Please give the count of lines holding the string "prozore" and nothing besides.

Some records:
--- Begin ---

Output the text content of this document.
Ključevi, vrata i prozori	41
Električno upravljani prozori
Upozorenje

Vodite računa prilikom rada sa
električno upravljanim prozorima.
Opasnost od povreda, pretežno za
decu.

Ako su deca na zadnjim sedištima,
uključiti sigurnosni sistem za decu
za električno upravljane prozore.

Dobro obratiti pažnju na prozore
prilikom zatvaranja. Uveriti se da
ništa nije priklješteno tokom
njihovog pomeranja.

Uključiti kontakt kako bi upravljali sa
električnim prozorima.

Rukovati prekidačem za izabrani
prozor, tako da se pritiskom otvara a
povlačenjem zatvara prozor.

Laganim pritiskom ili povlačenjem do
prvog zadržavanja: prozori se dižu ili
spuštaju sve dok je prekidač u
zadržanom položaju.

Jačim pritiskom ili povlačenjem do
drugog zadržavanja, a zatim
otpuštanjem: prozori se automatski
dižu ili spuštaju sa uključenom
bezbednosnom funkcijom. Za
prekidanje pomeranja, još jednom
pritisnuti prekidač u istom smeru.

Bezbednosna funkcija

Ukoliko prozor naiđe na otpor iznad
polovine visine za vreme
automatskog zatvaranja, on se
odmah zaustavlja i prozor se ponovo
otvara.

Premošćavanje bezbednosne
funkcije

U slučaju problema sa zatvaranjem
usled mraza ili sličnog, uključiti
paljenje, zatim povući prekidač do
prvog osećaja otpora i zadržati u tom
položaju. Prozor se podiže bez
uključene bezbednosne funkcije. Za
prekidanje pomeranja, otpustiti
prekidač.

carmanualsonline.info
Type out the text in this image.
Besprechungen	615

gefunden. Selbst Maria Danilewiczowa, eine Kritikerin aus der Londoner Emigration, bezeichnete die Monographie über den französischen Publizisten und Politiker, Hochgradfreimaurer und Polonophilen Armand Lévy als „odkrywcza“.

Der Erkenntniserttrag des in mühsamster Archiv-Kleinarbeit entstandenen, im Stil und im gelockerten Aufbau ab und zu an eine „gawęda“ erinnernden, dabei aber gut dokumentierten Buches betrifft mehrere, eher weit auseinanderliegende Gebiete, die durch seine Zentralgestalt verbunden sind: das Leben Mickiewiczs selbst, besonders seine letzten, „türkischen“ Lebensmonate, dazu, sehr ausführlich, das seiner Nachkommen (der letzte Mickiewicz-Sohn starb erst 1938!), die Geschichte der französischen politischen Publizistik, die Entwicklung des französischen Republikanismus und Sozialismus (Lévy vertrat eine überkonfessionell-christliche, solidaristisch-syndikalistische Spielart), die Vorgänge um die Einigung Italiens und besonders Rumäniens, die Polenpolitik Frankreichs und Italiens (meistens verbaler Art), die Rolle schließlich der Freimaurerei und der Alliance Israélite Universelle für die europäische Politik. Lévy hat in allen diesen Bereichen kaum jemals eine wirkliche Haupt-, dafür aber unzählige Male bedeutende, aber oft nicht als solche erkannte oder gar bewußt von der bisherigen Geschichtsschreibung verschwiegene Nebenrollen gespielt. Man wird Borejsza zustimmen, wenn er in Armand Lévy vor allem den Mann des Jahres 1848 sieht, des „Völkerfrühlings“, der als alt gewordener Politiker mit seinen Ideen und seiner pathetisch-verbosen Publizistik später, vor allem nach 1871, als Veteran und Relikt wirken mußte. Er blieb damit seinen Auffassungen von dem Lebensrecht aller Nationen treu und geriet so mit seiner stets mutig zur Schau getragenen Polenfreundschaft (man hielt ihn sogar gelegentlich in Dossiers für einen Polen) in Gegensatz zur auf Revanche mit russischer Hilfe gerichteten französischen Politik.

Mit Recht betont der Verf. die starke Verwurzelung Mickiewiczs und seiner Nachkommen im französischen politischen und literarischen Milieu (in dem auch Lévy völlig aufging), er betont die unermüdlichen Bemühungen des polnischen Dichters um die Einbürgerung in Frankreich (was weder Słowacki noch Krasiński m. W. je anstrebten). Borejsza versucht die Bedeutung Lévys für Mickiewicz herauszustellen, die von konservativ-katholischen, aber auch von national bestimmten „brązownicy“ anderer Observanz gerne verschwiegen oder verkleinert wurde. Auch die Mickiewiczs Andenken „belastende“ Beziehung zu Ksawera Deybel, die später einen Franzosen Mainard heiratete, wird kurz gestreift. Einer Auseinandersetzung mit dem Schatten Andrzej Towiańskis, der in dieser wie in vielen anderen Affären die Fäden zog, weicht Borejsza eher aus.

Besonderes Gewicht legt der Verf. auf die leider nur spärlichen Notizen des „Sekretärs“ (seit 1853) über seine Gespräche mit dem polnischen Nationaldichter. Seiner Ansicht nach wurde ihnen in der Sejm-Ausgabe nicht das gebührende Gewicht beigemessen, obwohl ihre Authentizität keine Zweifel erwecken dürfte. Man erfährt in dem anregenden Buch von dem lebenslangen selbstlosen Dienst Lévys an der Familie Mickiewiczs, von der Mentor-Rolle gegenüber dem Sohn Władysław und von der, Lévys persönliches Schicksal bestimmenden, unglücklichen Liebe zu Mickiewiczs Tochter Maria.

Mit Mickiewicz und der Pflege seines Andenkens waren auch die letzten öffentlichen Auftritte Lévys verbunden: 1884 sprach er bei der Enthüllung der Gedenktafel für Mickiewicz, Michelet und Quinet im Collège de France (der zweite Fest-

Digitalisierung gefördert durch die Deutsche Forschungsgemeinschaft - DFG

--- End ---
--- Begin ---

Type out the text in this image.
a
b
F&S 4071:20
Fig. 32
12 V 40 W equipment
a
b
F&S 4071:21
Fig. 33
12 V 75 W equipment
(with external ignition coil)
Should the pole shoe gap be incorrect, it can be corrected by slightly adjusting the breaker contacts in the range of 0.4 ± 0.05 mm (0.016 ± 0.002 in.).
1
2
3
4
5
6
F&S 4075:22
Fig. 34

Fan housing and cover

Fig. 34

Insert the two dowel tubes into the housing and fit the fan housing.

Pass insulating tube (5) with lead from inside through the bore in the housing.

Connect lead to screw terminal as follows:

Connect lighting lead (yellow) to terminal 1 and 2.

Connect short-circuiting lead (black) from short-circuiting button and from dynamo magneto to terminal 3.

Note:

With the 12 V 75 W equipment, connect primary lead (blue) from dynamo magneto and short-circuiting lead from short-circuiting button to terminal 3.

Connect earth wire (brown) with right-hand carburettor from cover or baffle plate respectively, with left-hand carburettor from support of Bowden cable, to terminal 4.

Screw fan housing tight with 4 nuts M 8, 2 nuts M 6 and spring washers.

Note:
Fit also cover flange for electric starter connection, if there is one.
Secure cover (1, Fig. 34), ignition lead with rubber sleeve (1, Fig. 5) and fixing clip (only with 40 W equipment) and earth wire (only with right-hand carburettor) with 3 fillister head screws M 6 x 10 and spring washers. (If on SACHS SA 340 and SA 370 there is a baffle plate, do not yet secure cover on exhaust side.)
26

--- End ---
--- Begin ---

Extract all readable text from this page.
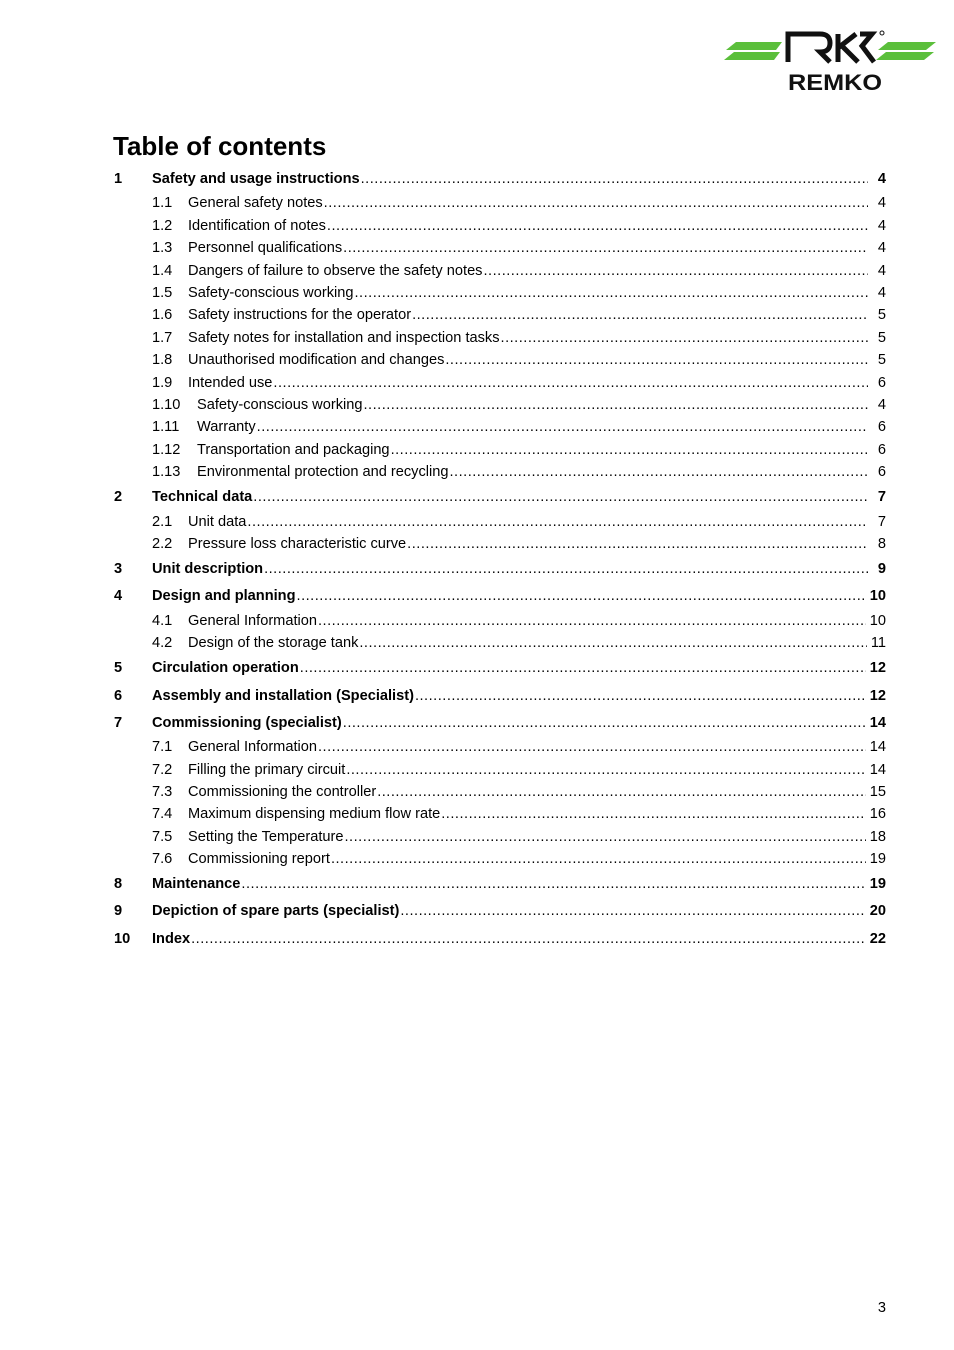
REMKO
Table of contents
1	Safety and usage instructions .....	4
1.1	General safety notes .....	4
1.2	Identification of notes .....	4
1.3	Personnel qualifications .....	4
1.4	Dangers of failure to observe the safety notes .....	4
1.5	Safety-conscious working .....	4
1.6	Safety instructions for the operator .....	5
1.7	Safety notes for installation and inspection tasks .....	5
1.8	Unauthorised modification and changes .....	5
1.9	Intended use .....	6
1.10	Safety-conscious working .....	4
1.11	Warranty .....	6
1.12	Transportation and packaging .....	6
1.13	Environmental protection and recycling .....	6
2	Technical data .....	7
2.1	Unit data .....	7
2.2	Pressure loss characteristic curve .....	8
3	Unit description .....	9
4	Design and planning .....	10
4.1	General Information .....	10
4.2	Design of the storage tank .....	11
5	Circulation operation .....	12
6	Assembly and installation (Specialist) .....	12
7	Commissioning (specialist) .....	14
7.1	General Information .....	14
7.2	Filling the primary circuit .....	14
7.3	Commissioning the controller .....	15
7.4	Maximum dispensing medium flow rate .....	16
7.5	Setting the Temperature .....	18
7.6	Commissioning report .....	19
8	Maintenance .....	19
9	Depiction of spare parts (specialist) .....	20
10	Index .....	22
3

--- End ---

_Response to the task:_ 2